#### [PROBLEMS AND TASKS]
1: List the qualities that the comment thread on LLM-aided coding says a task should have for these tools to be used productively.
2: Return the passage of the comment thread on LLM-aided coding that starts at "Varun Godbole's avatar" and ends at "Dex's posting is.".

#### [EXTRACTED TEXT]
= Beginning of Section =
Thanks for these posts. As my small team gets deeper into the exploration of the ways in which LLM-aided coding is useful (and the ways in which its utility is still TBD), I'm reading these posts partially to challenge my own assumptions about what is possible and how to best work with the tools.

My first instinct is frequently something like, "bah! f**k that! that's more work than just doing it myself!" Of course that depends on the task size (and the acceptability of the result). It's interesting that you make a statement like, "It’s possible that your specific task is too complex for the method in this post," because my thinking is that the task needs to be sufficiently large in order for this method to be worth one's while... I guess, as most people seem to recognize, one of the keys to using these tools productively is identifying a task which is sufficiently complex, but still actually specifiable, and realistically doable by current LLM-coding-tools in an acceptable manner.

Thanks again.

Varun Godbole's avatar

Thanks for reading my posts and the kind words!

Yup there's definitely a bunch of trade-offs in effort/reward when prompting.

Re: coding tools and what's possible - I'd highly recommend checking out some of the stuff Dex Horthy from HumanLayer has posted about this stuff. For example, this blog post - https://github.com/humanlayer/advanced-context-engineering-for-coding-agents/blob/main/ace-fca.md. I like how generally low bs Dex's posting is.
= End of Section =
#### [Document structure recognition data]
= Beginning of Section =
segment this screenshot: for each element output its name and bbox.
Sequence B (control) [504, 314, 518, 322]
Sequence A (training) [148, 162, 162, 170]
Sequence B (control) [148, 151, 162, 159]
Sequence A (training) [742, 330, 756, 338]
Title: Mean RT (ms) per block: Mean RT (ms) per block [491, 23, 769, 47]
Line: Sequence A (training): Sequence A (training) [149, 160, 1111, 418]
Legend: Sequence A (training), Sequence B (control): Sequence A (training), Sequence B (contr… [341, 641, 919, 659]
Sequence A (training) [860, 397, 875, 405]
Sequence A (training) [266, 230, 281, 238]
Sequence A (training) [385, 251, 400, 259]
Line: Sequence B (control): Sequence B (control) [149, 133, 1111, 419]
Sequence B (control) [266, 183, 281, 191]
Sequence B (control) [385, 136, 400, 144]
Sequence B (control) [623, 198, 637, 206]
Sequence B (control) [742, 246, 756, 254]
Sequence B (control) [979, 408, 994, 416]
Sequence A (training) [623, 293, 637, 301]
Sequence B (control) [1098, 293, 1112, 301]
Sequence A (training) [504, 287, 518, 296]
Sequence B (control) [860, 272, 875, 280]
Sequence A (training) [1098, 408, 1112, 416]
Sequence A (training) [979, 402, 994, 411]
= End of Section =
#### [OUTPUTS FOR THE TASKS]
1:
- sufficiently complex
- still actually specifiable
- realistically doable by current LLM-coding-tools in an acceptable manner

2:
Varun Godbole's avatar

Thanks for reading my posts and the kind words!

Yup there's definitely a bunch of trade-offs in effort/reward when prompting.

Re: coding tools and what's possible - I'd highly recommend checking out some of the stuff Dex Horthy from HumanLayer has posted about this stuff. For example, this blog post - https://github.com/humanlayer/advanced-context-engineering-for-coding-agents/blob/main/ace-fca.md. I like how generally low bs Dex's posting is.